READING TEXT |

** BEGIN **

New London Gig: Singers Of Twitter II – Oct 6th!

September 21st, 2009 · Comments Off on New London Gig: Singers Of Twitter II – Oct 6th!

After the huge success of the last ‘Singers Of Twitter’ gig at Darbucka last month, we’ve got another one coming up! Yay!

We’ll be back at Darbucka, and this time, it’ll feature Ben Walker AKA @ihatemornings out of Twitter, as the musical sandwich filling in between the gluten-free bread slices of the ever-wonderful Lloyd Davis on first and lovely Lobelia and I on at the end! Hurrah! It’s on Tuesday Oct 6th, doors at 7pm, music from 7.30, at Darbucka World Music Bar, on St John’s Street in Clerkenwell, London. [Read more →]

Tags: Geek · gig dates

London gig on Aug 25th – the Singers Of Twitter :)

July 31st, 2009 · 6 Comments

This is the first proper London show in AGES for Lobelia and I, so we’re making it a special one. We’ve asked 3 of our favourite singers to join us for an amazing night of singer-songwriter-ness… and genius Ukulele magic. It’ll be on Aug 25th, doors at 7pm, music from 7.30, at Darbucka World Music Bar, on St John’s Street in Clerkenwell, London. [Read more →]

Tags: gig dates · Gig stuff · Music News

Paradigm is no measure of quality – what to do when you're 'different'…

July 20th, 2008 · Comments Off on Paradigm is no measure of quality – what to do when you're 'different'…

This post is inspired by two things – firstly, a conversation I had recently with the very lovely Laura Kidd. We’d known each other quite a few weeks before she finally bothered to listen to any of the music I did, assuming that because it was solo bass it would be a load of techno-wank bass cleverness and therefor not something she’d be interested in. She eventually listened to it, probably as much out of politeness as anything, and said with a large degree of surprise the next time I saw her how much she liked it.

** END **

TASK A | From the blog post about London gigs, extract the passage starting with "We’ll be back" and going on through "Of Twitter :)".
TASK B | In the records, rename "globe-continent-shape" to "globe-land-shape" in the lines starting with the line with "I need the location" and going on through the line with "941, 1325, 962]", changing nothing else. Return only those lines, and leave out the pictures.
The blog post and the records are unrelated material.

DATA SHOWN |
** BEGIN **

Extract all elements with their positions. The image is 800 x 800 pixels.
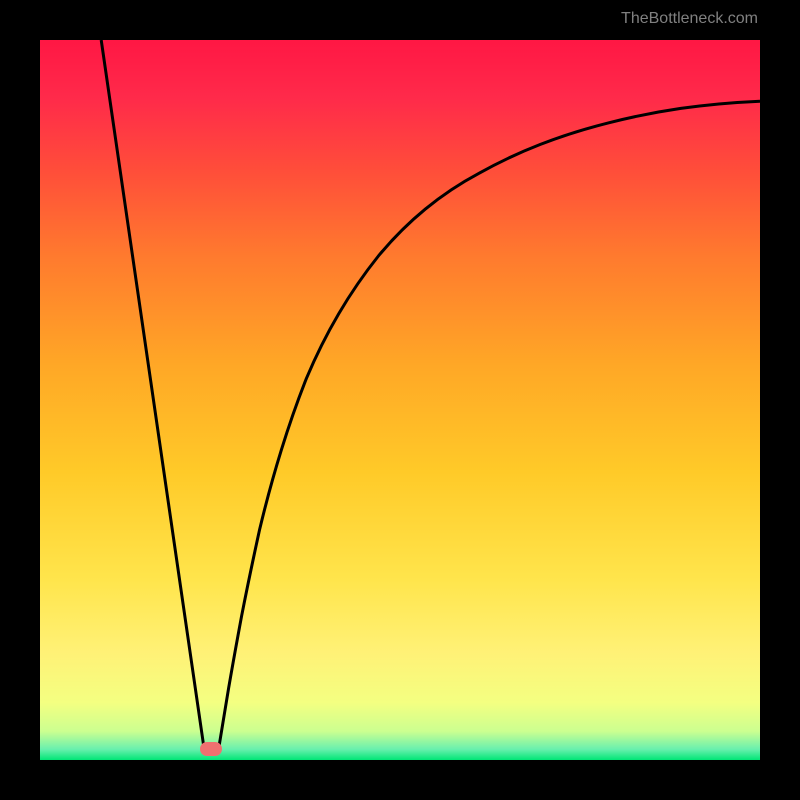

** END **
** BEGIN **

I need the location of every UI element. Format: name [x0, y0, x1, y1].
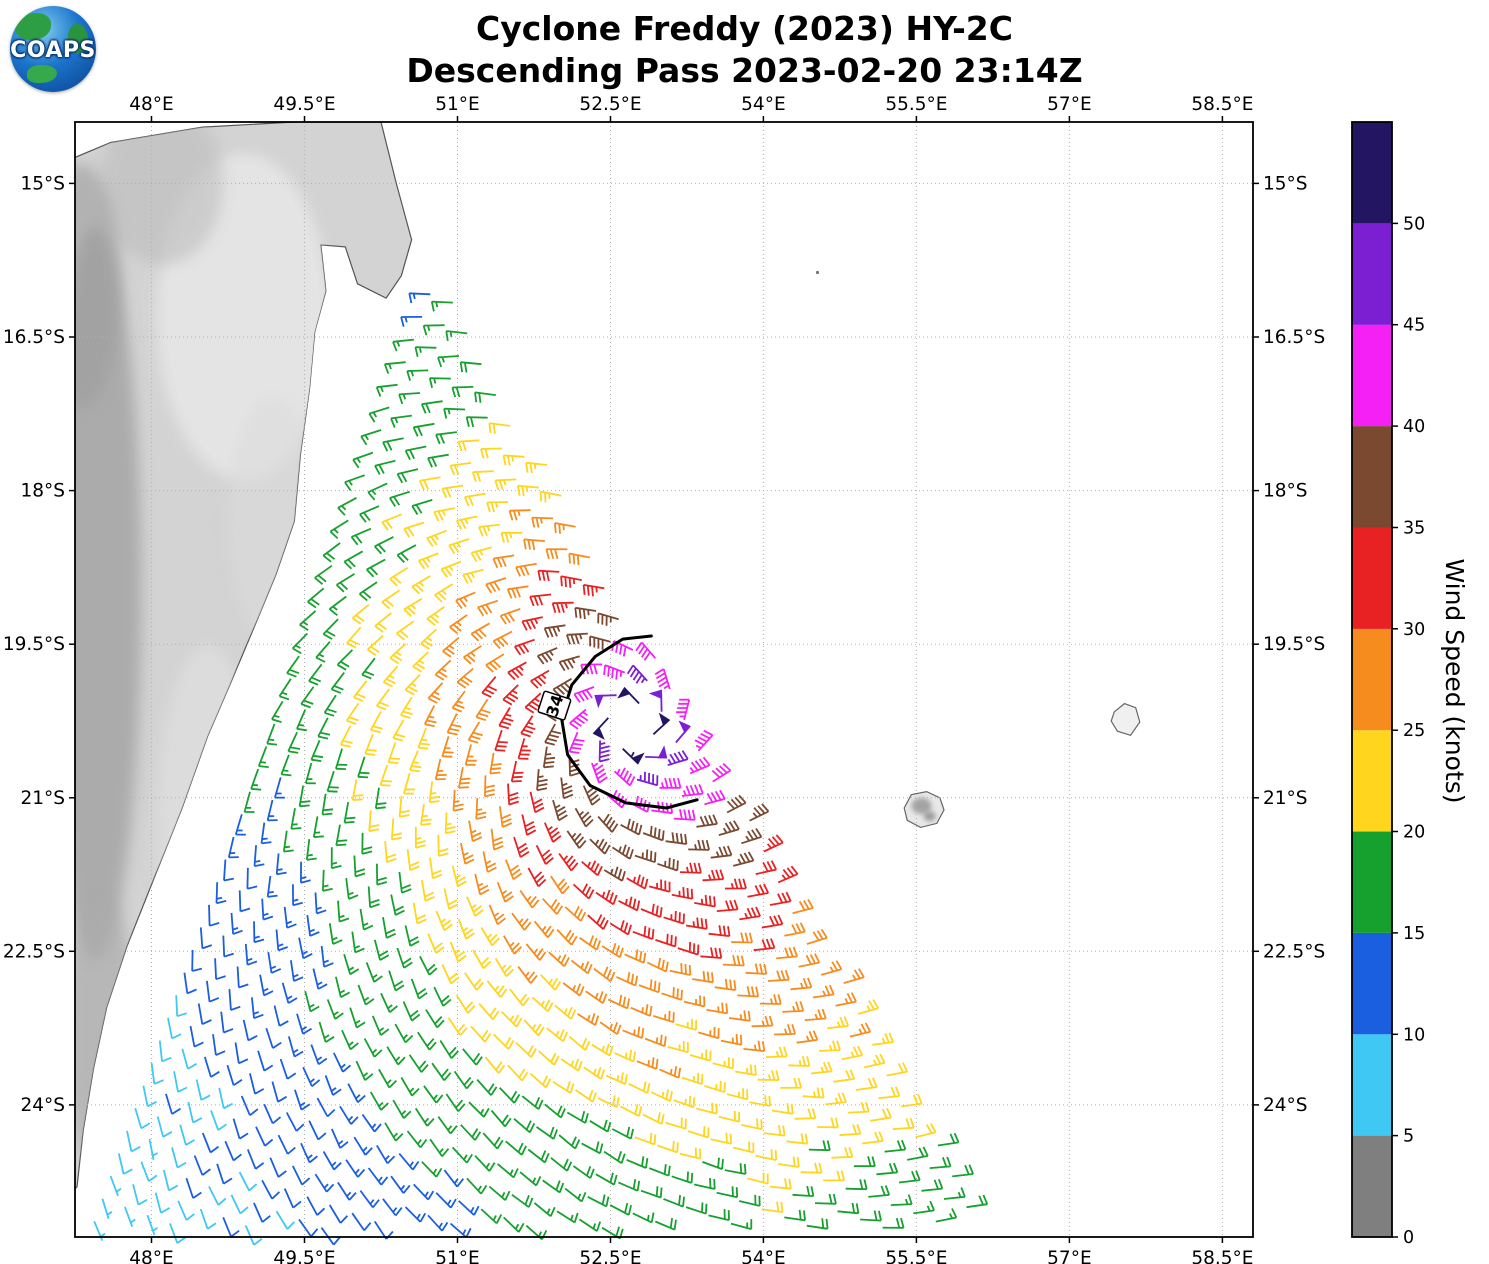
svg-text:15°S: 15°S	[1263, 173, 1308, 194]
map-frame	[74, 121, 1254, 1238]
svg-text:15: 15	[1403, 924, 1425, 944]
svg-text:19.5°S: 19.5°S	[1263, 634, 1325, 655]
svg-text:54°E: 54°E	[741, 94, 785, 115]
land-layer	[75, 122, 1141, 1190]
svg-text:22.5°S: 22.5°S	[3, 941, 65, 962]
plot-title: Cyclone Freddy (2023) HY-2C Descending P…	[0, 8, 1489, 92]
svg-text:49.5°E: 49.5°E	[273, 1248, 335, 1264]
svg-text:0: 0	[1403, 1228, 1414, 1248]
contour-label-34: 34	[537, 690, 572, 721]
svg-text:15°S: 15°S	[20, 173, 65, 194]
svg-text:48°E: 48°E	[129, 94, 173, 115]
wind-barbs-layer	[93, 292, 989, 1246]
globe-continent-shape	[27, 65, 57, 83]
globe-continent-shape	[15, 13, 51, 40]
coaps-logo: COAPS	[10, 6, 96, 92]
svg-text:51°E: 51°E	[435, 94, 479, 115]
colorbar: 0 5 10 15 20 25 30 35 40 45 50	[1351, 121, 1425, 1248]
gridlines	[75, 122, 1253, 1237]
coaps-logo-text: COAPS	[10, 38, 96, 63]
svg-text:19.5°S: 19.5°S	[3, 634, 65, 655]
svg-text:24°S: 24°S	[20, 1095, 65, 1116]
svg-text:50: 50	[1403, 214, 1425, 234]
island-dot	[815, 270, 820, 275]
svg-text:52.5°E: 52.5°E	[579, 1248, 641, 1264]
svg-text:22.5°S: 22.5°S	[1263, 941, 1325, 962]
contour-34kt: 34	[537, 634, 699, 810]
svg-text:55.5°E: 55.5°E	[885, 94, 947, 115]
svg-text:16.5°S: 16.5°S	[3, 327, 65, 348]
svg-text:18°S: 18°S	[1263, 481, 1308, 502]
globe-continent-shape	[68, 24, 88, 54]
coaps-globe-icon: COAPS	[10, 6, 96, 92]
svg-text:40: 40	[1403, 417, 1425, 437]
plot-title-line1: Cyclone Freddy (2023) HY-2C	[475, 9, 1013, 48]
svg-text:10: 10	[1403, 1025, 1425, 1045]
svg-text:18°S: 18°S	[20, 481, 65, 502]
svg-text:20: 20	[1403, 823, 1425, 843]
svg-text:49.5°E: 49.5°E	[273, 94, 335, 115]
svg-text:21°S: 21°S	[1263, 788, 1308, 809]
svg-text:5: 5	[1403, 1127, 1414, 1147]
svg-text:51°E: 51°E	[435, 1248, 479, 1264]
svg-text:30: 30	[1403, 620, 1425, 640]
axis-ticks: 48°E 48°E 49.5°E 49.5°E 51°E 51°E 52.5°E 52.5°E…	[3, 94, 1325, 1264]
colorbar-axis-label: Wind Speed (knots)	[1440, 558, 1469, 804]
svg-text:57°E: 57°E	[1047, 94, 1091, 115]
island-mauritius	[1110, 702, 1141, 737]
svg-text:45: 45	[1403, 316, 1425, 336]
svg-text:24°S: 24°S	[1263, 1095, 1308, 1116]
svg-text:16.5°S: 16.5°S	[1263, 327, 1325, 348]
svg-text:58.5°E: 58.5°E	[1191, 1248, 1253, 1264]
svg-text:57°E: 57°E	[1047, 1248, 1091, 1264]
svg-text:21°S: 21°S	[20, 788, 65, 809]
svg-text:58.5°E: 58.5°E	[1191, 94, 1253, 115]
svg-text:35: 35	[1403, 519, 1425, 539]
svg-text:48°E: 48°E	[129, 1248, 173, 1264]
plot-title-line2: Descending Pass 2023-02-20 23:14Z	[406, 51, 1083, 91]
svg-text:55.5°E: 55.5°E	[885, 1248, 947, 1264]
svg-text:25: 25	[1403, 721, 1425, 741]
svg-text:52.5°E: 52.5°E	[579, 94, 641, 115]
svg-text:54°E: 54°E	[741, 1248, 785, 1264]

** END **

CORRECT RESULT A |
We’ll be back at Darbucka, and this time, it’ll feature Ben Walker AKA @ihatemornings out of Twitter, as the musical sandwich filling in between the gluten-free bread slices of the ever-wonderful Lloyd Davis on first and lovely Lobelia and I on at the end! Hurrah! It’s on Tuesday Oct 6th, doors at 7pm, music from 7.30, at Darbucka World Music Bar, on St John’s Street in Clerkenwell, London. [Read more →]

Tags: Geek · gig dates

London gig on Aug 25th – the Singers Of Twitter :)

CORRECT RESULT B |
I need the location of every UI element. Format: name [x0, y0, x1, y1].
svg-text:15°S: 15°S	[1263, 173, 1308, 194]
map-frame	[74, 121, 1254, 1238]
svg-text:15: 15	[1403, 924, 1425, 944]
svg-text:19.5°S: 19.5°S	[1263, 634, 1325, 655]
svg-text:54°E: 54°E	[741, 94, 785, 115]
land-layer	[75, 122, 1141, 1190]
svg-text:22.5°S: 22.5°S	[3, 941, 65, 962]
plot-title: Cyclone Freddy (2023) HY-2C Descending P…	[0, 8, 1489, 92]
svg-text:49.5°E: 49.5°E	[273, 1248, 335, 1264]
svg-text:0: 0	[1403, 1228, 1414, 1248]
contour-label-34: 34	[537, 690, 572, 721]
svg-text:15°S: 15°S	[20, 173, 65, 194]
svg-text:48°E: 48°E	[129, 94, 173, 115]
wind-barbs-layer	[93, 292, 989, 1246]
globe-land-shape	[27, 65, 57, 83]
globe-land-shape	[15, 13, 51, 40]
coaps-logo: COAPS	[10, 6, 96, 92]
svg-text:51°E: 51°E	[435, 94, 479, 115]
colorbar: 0 5 10 15 20 25 30 35 40 45 50	[1351, 121, 1425, 1248]
gridlines	[75, 122, 1253, 1237]
coaps-logo-text: COAPS	[10, 38, 96, 63]
svg-text:19.5°S: 19.5°S	[3, 634, 65, 655]
svg-text:24°S: 24°S	[20, 1095, 65, 1116]
svg-text:50: 50	[1403, 214, 1425, 234]
island-dot	[815, 270, 820, 275]
svg-text:52.5°E: 52.5°E	[579, 1248, 641, 1264]
svg-text:22.5°S: 22.5°S	[1263, 941, 1325, 962]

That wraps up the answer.